■ **Aim**: Each entry below should be written out exactly as it is, with no pictures.

■ **Provided records**:

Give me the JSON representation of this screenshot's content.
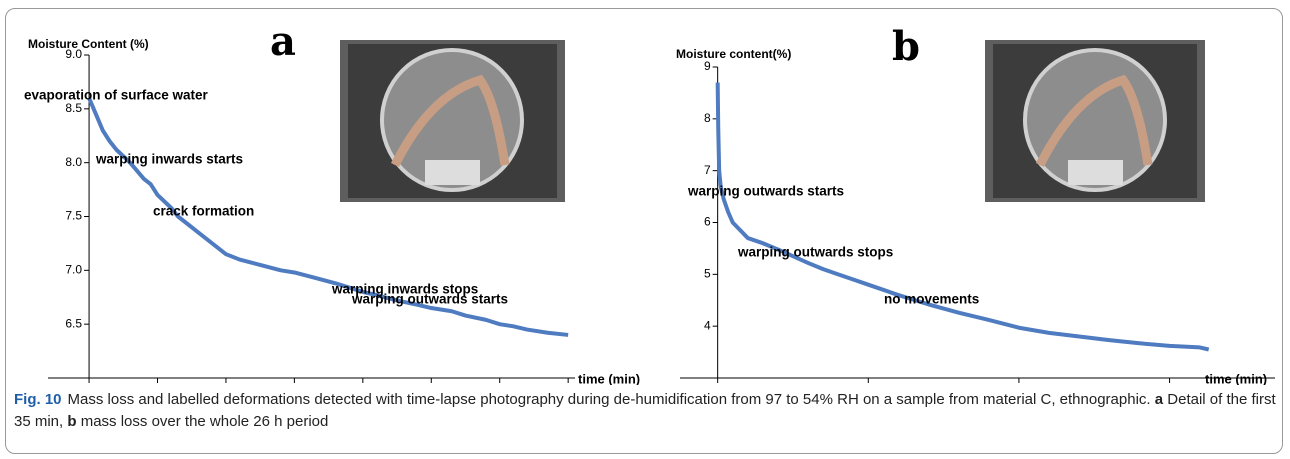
{
  "chart_data": [
    {
      "type": "line",
      "panel": "a",
      "y_label": "Moisture Content (%)",
      "x_label": "time (min)",
      "color": "#4f7cc0",
      "x": [
        0,
        0.5,
        1,
        1.5,
        2,
        3,
        4,
        4.5,
        5,
        6,
        6.5,
        7,
        8,
        8.5,
        9,
        10,
        11,
        12.5,
        14,
        15,
        16.5,
        18,
        19,
        20,
        21,
        22.5,
        24,
        25,
        26.5,
        27.5,
        29,
        30,
        31,
        32,
        33.5,
        35
      ],
      "values": [
        8.6,
        8.45,
        8.3,
        8.2,
        8.12,
        8.0,
        7.85,
        7.8,
        7.7,
        7.58,
        7.5,
        7.45,
        7.35,
        7.3,
        7.25,
        7.15,
        7.1,
        7.05,
        7.0,
        6.98,
        6.93,
        6.88,
        6.84,
        6.8,
        6.77,
        6.72,
        6.68,
        6.65,
        6.62,
        6.58,
        6.54,
        6.5,
        6.48,
        6.45,
        6.42,
        6.4
      ],
      "xlim": [
        -3,
        35.5
      ],
      "ylim": [
        6,
        9
      ],
      "xticks": [
        0,
        5,
        10,
        15,
        20,
        25,
        30,
        35
      ],
      "yticks": [
        6.5,
        {
          "value": 7,
          "label": "7.0"
        },
        7.5,
        {
          "value": 8,
          "label": "8.0"
        },
        8.5,
        {
          "value": 9,
          "label": "9.0"
        }
      ],
      "annotations": [
        "evaporation of surface water",
        "warping inwards starts",
        "crack formation",
        "warping inwards stops",
        "warping outwards starts"
      ]
    },
    {
      "type": "line",
      "panel": "b",
      "y_label": "Moisture content(%)",
      "x_label": "time (min)",
      "color": "#4f7cc0",
      "x": [
        0,
        2,
        5,
        10,
        20,
        35,
        50,
        75,
        100,
        150,
        200,
        250,
        300,
        350,
        400,
        450,
        500,
        600,
        700,
        800,
        900,
        1000,
        1100,
        1200,
        1300,
        1400,
        1500,
        1600,
        1630
      ],
      "values": [
        8.7,
        7.8,
        7.0,
        6.7,
        6.45,
        6.2,
        6.0,
        5.85,
        5.7,
        5.6,
        5.48,
        5.35,
        5.22,
        5.1,
        5.0,
        4.9,
        4.8,
        4.6,
        4.42,
        4.26,
        4.12,
        3.97,
        3.87,
        3.8,
        3.73,
        3.67,
        3.62,
        3.59,
        3.55
      ],
      "xlim": [
        -125,
        1850
      ],
      "ylim": [
        3,
        9
      ],
      "xticks": [
        0,
        500,
        1000,
        1500
      ],
      "yticks": [
        4,
        5,
        6,
        7,
        8,
        9
      ],
      "annotations": [
        "warping outwards starts",
        "warping outwards stops",
        "no movements"
      ]
    }
  ],
  "figure": {
    "label": "Fig. 10",
    "caption": [
      "Mass loss and labelled deformations detected with time-lapse photography during de-humidification from 97 to 54% RH on a sample from material C, ethnographic.",
      "a",
      "Detail of the first 35 min,",
      "b",
      "mass loss over the whole 26 h period"
    ]
  }
}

■ **Final result**:
Give me the JSON representation of this screenshot's content.
{
  "chart_data": [
    {
      "type": "line",
      "panel": "a",
      "y_label": "Moisture Content (%)",
      "x_label": "time (min)",
      "color": "#4f7cc0",
      "x": [
        0,
        0.5,
        1,
        1.5,
        2,
        3,
        4,
        4.5,
        5,
        6,
        6.5,
        7,
        8,
        8.5,
        9,
        10,
        11,
        12.5,
        14,
        15,
        16.5,
        18,
        19,
        20,
        21,
        22.5,
        24,
        25,
        26.5,
        27.5,
        29,
        30,
        31,
        32,
        33.5,
        35
      ],
      "values": [
        8.6,
        8.45,
        8.3,
        8.2,
        8.12,
        8.0,
        7.85,
        7.8,
        7.7,
        7.58,
        7.5,
        7.45,
        7.35,
        7.3,
        7.25,
        7.15,
        7.1,
        7.05,
        7.0,
        6.98,
        6.93,
        6.88,
        6.84,
        6.8,
        6.77,
        6.72,
        6.68,
        6.65,
        6.62,
        6.58,
        6.54,
        6.5,
        6.48,
        6.45,
        6.42,
        6.4
      ],
      "xlim": [
        -3,
        35.5
      ],
      "ylim": [
        6,
        9
      ],
      "xticks": [
        0,
        5,
        10,
        15,
        20,
        25,
        30,
        35
      ],
      "yticks": [
        6.5,
        {
          "value": 7,
          "label": "7.0"
        },
        7.5,
        {
          "value": 8,
          "label": "8.0"
        },
        8.5,
        {
          "value": 9,
          "label": "9.0"
        }
      ],
      "annotations": [
        "evaporation of surface water",
        "warping inwards starts",
        "crack formation",
        "warping inwards stops",
        "warping outwards starts"
      ]
    },
    {
      "type": "line",
      "panel": "b",
      "y_label": "Moisture content(%)",
      "x_label": "time (min)",
      "color": "#4f7cc0",
      "x": [
        0,
        2,
        5,
        10,
        20,
        35,
        50,
        75,
        100,
        150,
        200,
        250,
        300,
        350,
        400,
        450,
        500,
        600,
        700,
        800,
        900,
        1000,
        1100,
        1200,
        1300,
        1400,
        1500,
        1600,
        1630
      ],
      "values": [
        8.7,
        7.8,
        7.0,
        6.7,
        6.45,
        6.2,
        6.0,
        5.85,
        5.7,
        5.6,
        5.48,
        5.35,
        5.22,
        5.1,
        5.0,
        4.9,
        4.8,
        4.6,
        4.42,
        4.26,
        4.12,
        3.97,
        3.87,
        3.8,
        3.73,
        3.67,
        3.62,
        3.59,
        3.55
      ],
      "xlim": [
        -125,
        1850
      ],
      "ylim": [
        3,
        9
      ],
      "xticks": [
        0,
        500,
        1000,
        1500
      ],
      "yticks": [
        4,
        5,
        6,
        7,
        8,
        9
      ],
      "annotations": [
        "warping outwards starts",
        "warping outwards stops",
        "no movements"
      ]
    }
  ],
  "figure": {
    "label": "Fig. 10",
    "caption": [
      "Mass loss and labelled deformations detected with time-lapse photography during de-humidification from 97 to 54% RH on a sample from material C, ethnographic.",
      "a",
      "Detail of the first 35 min,",
      "b",
      "mass loss over the whole 26 h period"
    ]
  }
}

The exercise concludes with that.